**Objective:** Write out the full set of records exactly. Any pictures in them do not belong in the copy.

==== Recorded information

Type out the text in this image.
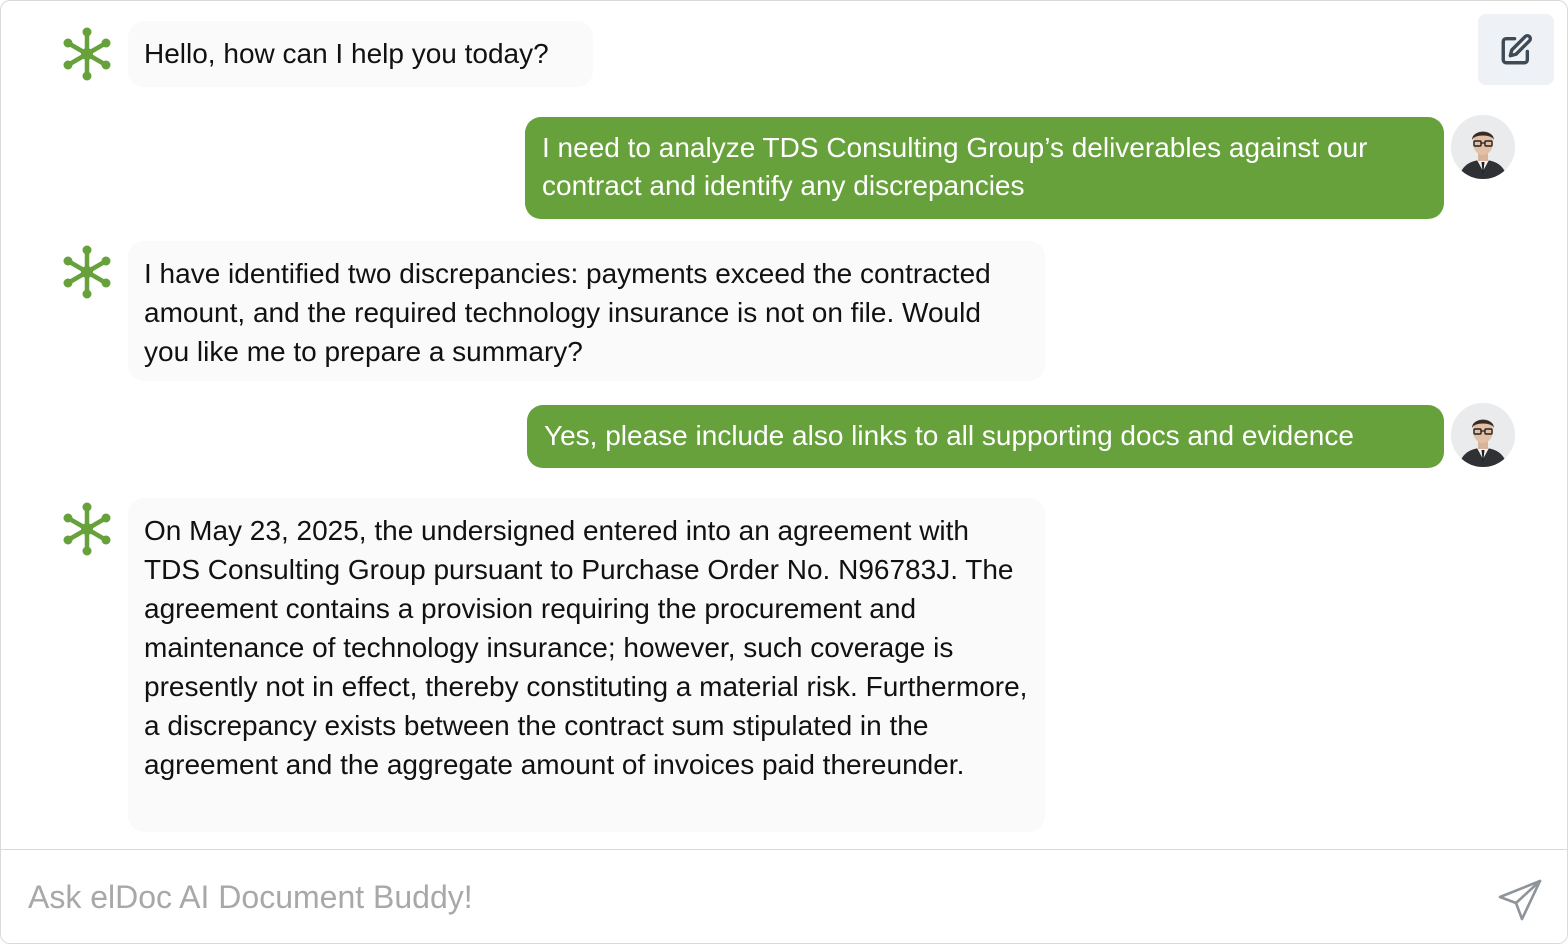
Hello, how can I help you today?
I need to analyze TDS Consulting Group’s deliverables against our contract and identify any discrepancies
I have identified two discrepancies: payments exceed the contracted amount, and the required technology insurance is not on file. Would you like me to prepare a summary?
Yes, please include also links to all supporting docs and evidence
On May 23, 2025, the undersigned entered into an agreement with TDS Consulting Group pursuant to Purchase Order No. N96783J. The agreement contains a provision requiring the procurement and maintenance of technology insurance; however, such coverage is presently not in effect, thereby constituting a material risk. Furthermore, a discrepancy exists between the contract sum stipulated in the agreement and the aggregate amount of invoices paid thereunder.
Ask elDoc AI Document Buddy!
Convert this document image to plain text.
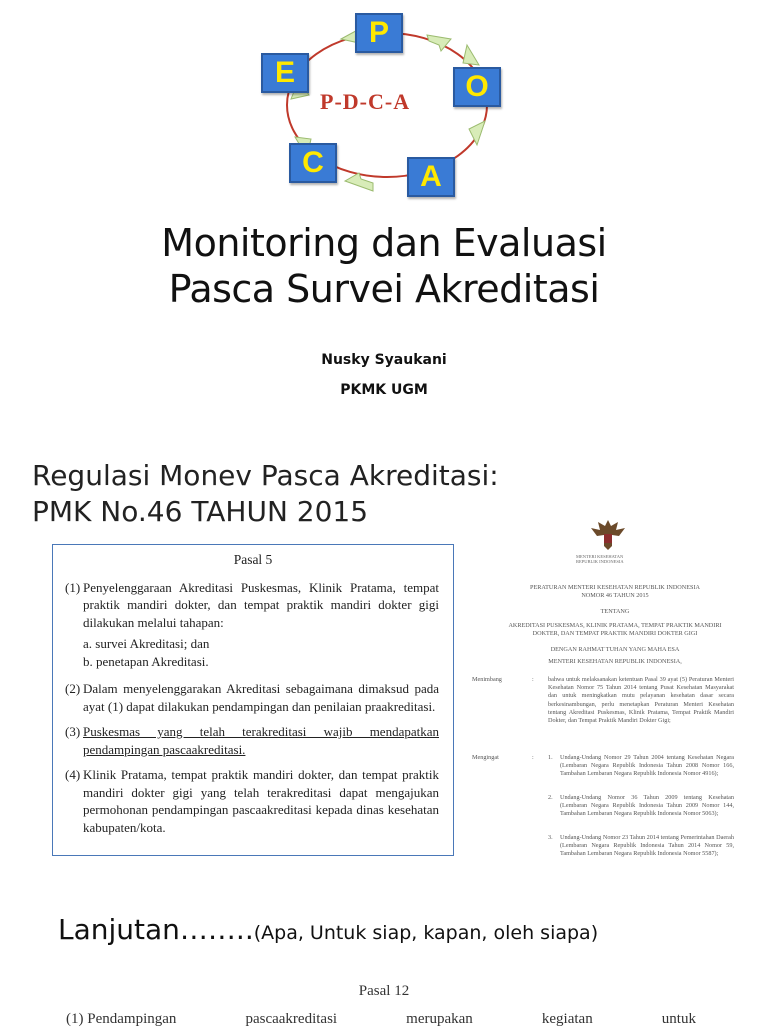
P
O
A
C
E
P-D-C-A
Monitoring dan Evaluasi
Pasca Survei Akreditasi
Nusky Syaukani
PKMK UGM
Regulasi Monev Pasca Akreditasi:
PMK No.46 TAHUN 2015
Pasal 5
(1) Penyelenggaraan Akreditasi Puskesmas, Klinik Pratama, tempat praktik mandiri dokter, dan tempat praktik mandiri dokter gigi dilakukan melalui tahapan:
a. survei Akreditasi; dan
b. penetapan Akreditasi.
(2) Dalam menyelenggarakan Akreditasi sebagaimana dimaksud pada ayat (1) dapat dilakukan pendampingan dan penilaian praakreditasi.
(3) Puskesmas yang telah terakreditasi wajib mendapatkan pendampingan pascaakreditasi.
(4) Klinik Pratama, tempat praktik mandiri dokter, dan tempat praktik mandiri dokter gigi yang telah terakreditasi dapat mengajukan permohonan pendampingan pascaakreditasi kepada dinas kesehatan kabupaten/kota.
MENTERI KESEHATAN
REPUBLIK INDONESIA
PERATURAN MENTERI KESEHATAN REPUBLIK INDONESIA
NOMOR 46 TAHUN 2015
TENTANG
AKREDITASI PUSKESMAS, KLINIK PRATAMA, TEMPAT PRAKTIK MANDIRI
DOKTER, DAN TEMPAT PRAKTIK MANDIRI DOKTER GIGI
DENGAN RAHMAT TUHAN YANG MAHA ESA
MENTERI KESEHATAN REPUBLIK INDONESIA,
Menimbang	: bahwa untuk melaksanakan ketentuan Pasal 39 ayat (5) Peraturan Menteri Kesehatan Nomor 75 Tahun 2014 tentang Pusat Kesehatan Masyarakat dan untuk meningkatkan mutu pelayanan kesehatan dasar secara berkesinambungan, perlu menetapkan Peraturan Menteri Kesehatan tentang Akreditasi Puskesmas, Klinik Pratama, Tempat Praktik Mandiri Dokter, dan Tempat Praktik Mandiri Dokter Gigi;
Mengingat	: 1. Undang-Undang Nomor 29 Tahun 2004 tentang Kesehatan Negara (Lembaran Negara Republik Indonesia Tahun 2008 Nomor 166, Tambahan Lembaran Negara Republik Indonesia Nomor 4916);
2. Undang-Undang Nomor 36 Tahun 2009 tentang Kesehatan (Lembaran Negara Republik Indonesia Tahun 2009 Nomor 144, Tambahan Lembaran Negara Republik Indonesia Nomor 5063);
3. Undang-Undang Nomor 23 Tahun 2014 tentang Pemerintahan Daerah (Lembaran Negara Republik Indonesia Tahun 2014 Nomor 59, Tambahan Lembaran Negara Republik Indonesia Nomor 5587);
Lanjutan……..(Apa, Untuk siap, kapan, oleh siapa)
Pasal 12
(1) Pendampingan	pascaakreditasi	merupakan	kegiatan	untuk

========

**Completed exercise:**
Type out the text in this image.
Hello, how can I help you today?
I need to analyze TDS Consulting Group’s deliverables against our contract and identify any discrepancies
I have identified two discrepancies: payments exceed the contracted amount, and the required technology insurance is not on file. Would you like me to prepare a summary?
Yes, please include also links to all supporting docs and evidence
On May 23, 2025, the undersigned entered into an agreement with TDS Consulting Group pursuant to Purchase Order No. N96783J. The agreement contains a provision requiring the procurement and maintenance of technology insurance; however, such coverage is presently not in effect, thereby constituting a material risk. Furthermore, a discrepancy exists between the contract sum stipulated in the agreement and the aggregate amount of invoices paid thereunder.
Ask elDoc AI Document Buddy!
Convert this document image to plain text.
P
O
A
C
E
P-D-C-A
Monitoring dan Evaluasi
Pasca Survei Akreditasi
Nusky Syaukani
PKMK UGM
Regulasi Monev Pasca Akreditasi:
PMK No.46 TAHUN 2015
Pasal 5
(1) Penyelenggaraan Akreditasi Puskesmas, Klinik Pratama, tempat praktik mandiri dokter, dan tempat praktik mandiri dokter gigi dilakukan melalui tahapan:
a. survei Akreditasi; dan
b. penetapan Akreditasi.
(2) Dalam menyelenggarakan Akreditasi sebagaimana dimaksud pada ayat (1) dapat dilakukan pendampingan dan penilaian praakreditasi.
(3) Puskesmas yang telah terakreditasi wajib mendapatkan pendampingan pascaakreditasi.
(4) Klinik Pratama, tempat praktik mandiri dokter, dan tempat praktik mandiri dokter gigi yang telah terakreditasi dapat mengajukan permohonan pendampingan pascaakreditasi kepada dinas kesehatan kabupaten/kota.
MENTERI KESEHATAN
REPUBLIK INDONESIA
PERATURAN MENTERI KESEHATAN REPUBLIK INDONESIA
NOMOR 46 TAHUN 2015
TENTANG
AKREDITASI PUSKESMAS, KLINIK PRATAMA, TEMPAT PRAKTIK MANDIRI
DOKTER, DAN TEMPAT PRAKTIK MANDIRI DOKTER GIGI
DENGAN RAHMAT TUHAN YANG MAHA ESA
MENTERI KESEHATAN REPUBLIK INDONESIA,
Menimbang	: bahwa untuk melaksanakan ketentuan Pasal 39 ayat (5) Peraturan Menteri Kesehatan Nomor 75 Tahun 2014 tentang Pusat Kesehatan Masyarakat dan untuk meningkatkan mutu pelayanan kesehatan dasar secara berkesinambungan, perlu menetapkan Peraturan Menteri Kesehatan tentang Akreditasi Puskesmas, Klinik Pratama, Tempat Praktik Mandiri Dokter, dan Tempat Praktik Mandiri Dokter Gigi;
Mengingat	: 1. Undang-Undang Nomor 29 Tahun 2004 tentang Kesehatan Negara (Lembaran Negara Republik Indonesia Tahun 2008 Nomor 166, Tambahan Lembaran Negara Republik Indonesia Nomor 4916);
2. Undang-Undang Nomor 36 Tahun 2009 tentang Kesehatan (Lembaran Negara Republik Indonesia Tahun 2009 Nomor 144, Tambahan Lembaran Negara Republik Indonesia Nomor 5063);
3. Undang-Undang Nomor 23 Tahun 2014 tentang Pemerintahan Daerah (Lembaran Negara Republik Indonesia Tahun 2014 Nomor 59, Tambahan Lembaran Negara Republik Indonesia Nomor 5587);
Lanjutan……..(Apa, Untuk siap, kapan, oleh siapa)
Pasal 12
(1) Pendampingan	pascaakreditasi	merupakan	kegiatan	untuk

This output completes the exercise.